## STATED EXERCISE:
Indicate only the number of lines in the listing below in which the word "jours" appears.

## DATA FOR THE TASK:
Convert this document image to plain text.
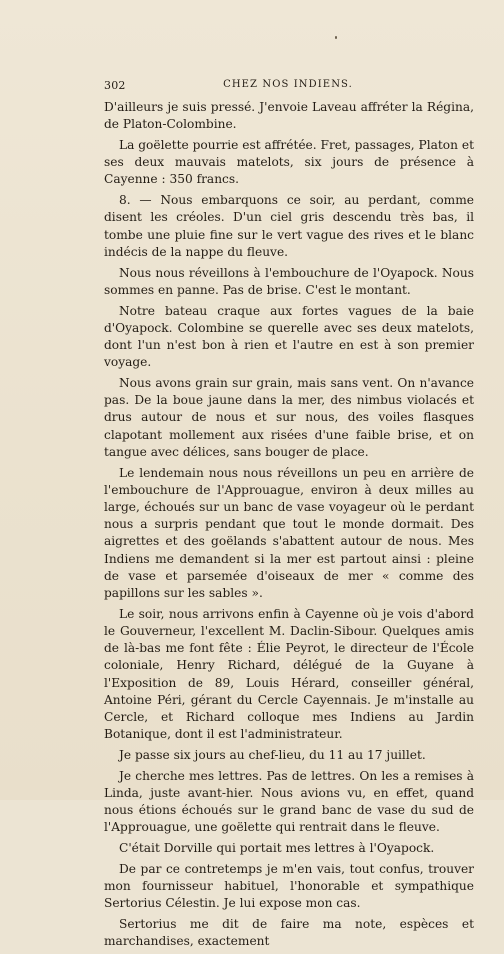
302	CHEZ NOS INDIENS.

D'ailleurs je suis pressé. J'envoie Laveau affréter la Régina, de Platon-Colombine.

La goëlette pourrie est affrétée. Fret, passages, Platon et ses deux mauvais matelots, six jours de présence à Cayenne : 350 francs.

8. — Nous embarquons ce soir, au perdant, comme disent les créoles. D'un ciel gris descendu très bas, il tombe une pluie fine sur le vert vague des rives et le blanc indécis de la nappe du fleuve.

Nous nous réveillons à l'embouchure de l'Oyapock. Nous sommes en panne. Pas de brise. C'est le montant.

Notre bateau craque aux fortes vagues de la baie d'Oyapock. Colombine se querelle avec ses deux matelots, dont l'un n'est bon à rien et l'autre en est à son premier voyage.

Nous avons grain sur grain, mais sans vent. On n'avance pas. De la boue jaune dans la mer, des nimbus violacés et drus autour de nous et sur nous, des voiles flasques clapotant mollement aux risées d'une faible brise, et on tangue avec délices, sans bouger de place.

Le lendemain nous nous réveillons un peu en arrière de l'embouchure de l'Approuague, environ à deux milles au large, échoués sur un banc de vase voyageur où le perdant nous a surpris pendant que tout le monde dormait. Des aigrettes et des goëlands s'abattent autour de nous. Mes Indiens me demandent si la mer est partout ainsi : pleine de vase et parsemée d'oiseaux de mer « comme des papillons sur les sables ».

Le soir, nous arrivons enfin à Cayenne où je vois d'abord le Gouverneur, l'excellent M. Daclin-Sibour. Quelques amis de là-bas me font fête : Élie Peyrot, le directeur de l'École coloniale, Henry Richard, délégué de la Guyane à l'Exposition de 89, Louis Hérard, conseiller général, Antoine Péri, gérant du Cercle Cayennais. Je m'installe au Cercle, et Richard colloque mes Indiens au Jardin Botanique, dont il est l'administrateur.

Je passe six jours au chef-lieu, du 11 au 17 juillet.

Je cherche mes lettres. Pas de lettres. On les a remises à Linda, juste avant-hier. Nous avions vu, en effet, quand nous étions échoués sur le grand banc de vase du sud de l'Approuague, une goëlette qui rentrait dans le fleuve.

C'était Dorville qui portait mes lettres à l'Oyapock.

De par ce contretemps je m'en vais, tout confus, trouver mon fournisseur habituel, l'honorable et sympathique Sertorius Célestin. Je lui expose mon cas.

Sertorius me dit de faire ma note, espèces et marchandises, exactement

## SOLUTION TO THIS EXERCISE:
2